====== Dataset excerpts

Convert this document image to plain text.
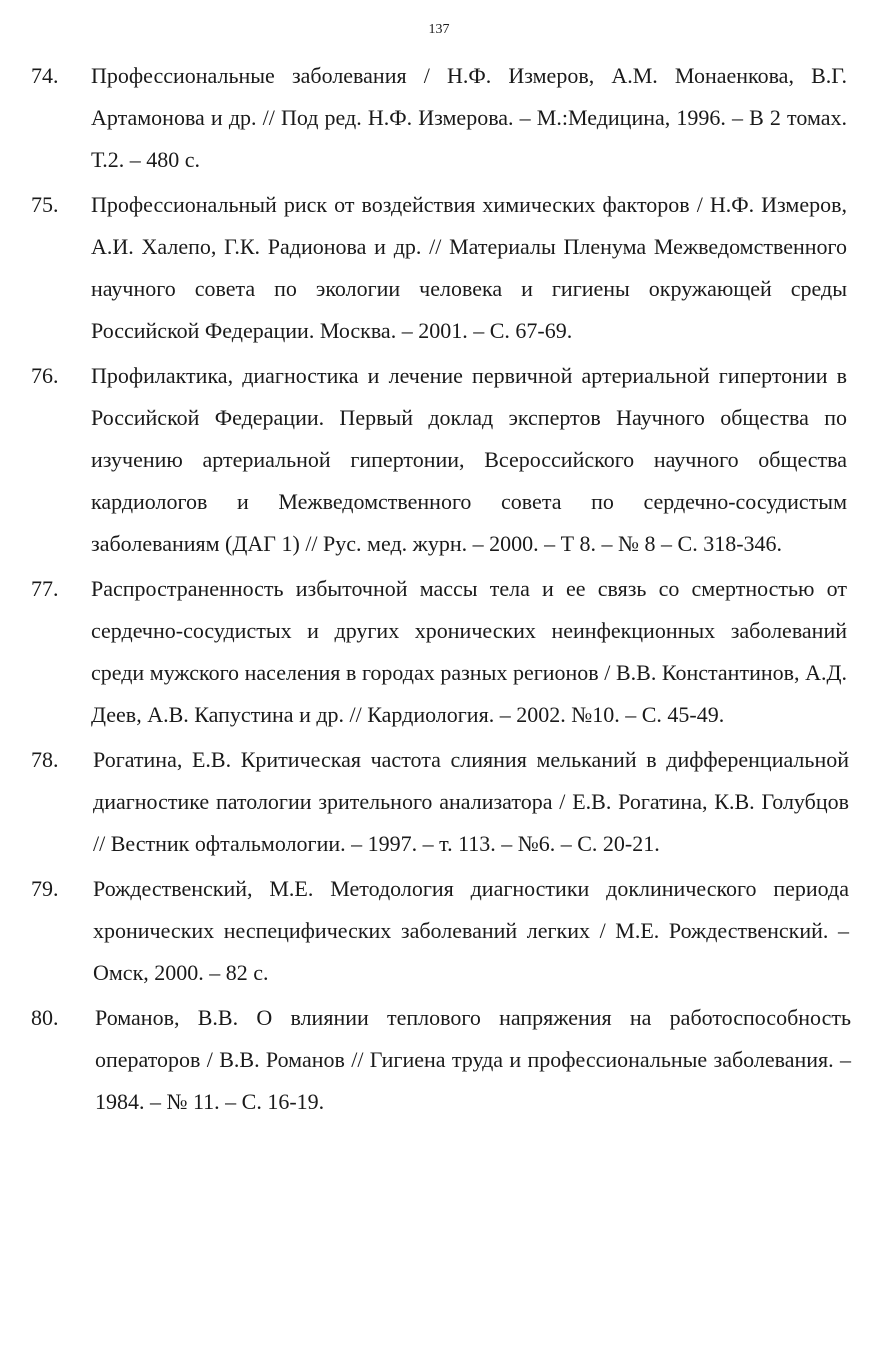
137
74. Профессиональные заболевания / Н.Ф. Измеров, А.М. Монаенкова, В.Г. Артамонова и др. // Под ред. Н.Ф. Измерова. – М.:Медицина, 1996. – В 2 томах. Т.2. – 480 с.
75. Профессиональный риск от воздействия химических факторов / Н.Ф. Измеров, А.И. Халепо, Г.К. Радионова и др. // Материалы Пленума Межведомственного научного совета по экологии человека и гигиены окружающей среды Российской Федерации. Москва. – 2001. – С. 67-69.
76. Профилактика, диагностика и лечение первичной артериальной гипертонии в Российской Федерации. Первый доклад экспертов Научного общества по изучению артериальной гипертонии, Всероссийского научного общества кардиологов и Межведомственного совета по сердечно-сосудистым заболеваниям (ДАГ 1) // Рус. мед. журн. – 2000. – Т 8. – № 8 – С. 318-346.
77. Распространенность избыточной массы тела и ее связь со смертностью от сердечно-сосудистых и других хронических неинфекционных заболеваний среди мужского населения в городах разных регионов / В.В. Константинов, А.Д. Деев, А.В. Капустина и др. // Кардиология. – 2002. №10. – С. 45-49.
78. Рогатина, Е.В. Критическая частота слияния мельканий в дифференциальной диагностике патологии зрительного анализатора / Е.В. Рогатина, К.В. Голубцов // Вестник офтальмологии. – 1997. – т. 113. – №6. – С. 20-21.
79. Рождественский, М.Е. Методология диагностики доклинического периода хронических неспецифических заболеваний легких / М.Е. Рождественский. – Омск, 2000. – 82 с.
80. Романов, В.В. О влиянии теплового напряжения на работоспособность операторов / В.В. Романов // Гигиена труда и профессиональные заболевания. – 1984. – № 11. – С. 16-19.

============

• Stated task: Set down the material above as is, without any pictures.

• Response:
Convert this document image to plain text.
137
74. Профессиональные заболевания / Н.Ф. Измеров, А.М. Монаенкова, В.Г. Артамонова и др. // Под ред. Н.Ф. Измерова. – М.:Медицина, 1996. – В 2 томах. Т.2. – 480 с.
75. Профессиональный риск от воздействия химических факторов / Н.Ф. Измеров, А.И. Халепо, Г.К. Радионова и др. // Материалы Пленума Межведомственного научного совета по экологии человека и гигиены окружающей среды Российской Федерации. Москва. – 2001. – С. 67-69.
76. Профилактика, диагностика и лечение первичной артериальной гипертонии в Российской Федерации. Первый доклад экспертов Научного общества по изучению артериальной гипертонии, Всероссийского научного общества кардиологов и Межведомственного совета по сердечно-сосудистым заболеваниям (ДАГ 1) // Рус. мед. журн. – 2000. – Т 8. – № 8 – С. 318-346.
77. Распространенность избыточной массы тела и ее связь со смертностью от сердечно-сосудистых и других хронических неинфекционных заболеваний среди мужского населения в городах разных регионов / В.В. Константинов, А.Д. Деев, А.В. Капустина и др. // Кардиология. – 2002. №10. – С. 45-49.
78. Рогатина, Е.В. Критическая частота слияния мельканий в дифференциальной диагностике патологии зрительного анализатора / Е.В. Рогатина, К.В. Голубцов // Вестник офтальмологии. – 1997. – т. 113. – №6. – С. 20-21.
79. Рождественский, М.Е. Методология диагностики доклинического периода хронических неспецифических заболеваний легких / М.Е. Рождественский. – Омск, 2000. – 82 с.
80. Романов, В.В. О влиянии теплового напряжения на работоспособность операторов / В.В. Романов // Гигиена труда и профессиональные заболевания. – 1984. – № 11. – С. 16-19.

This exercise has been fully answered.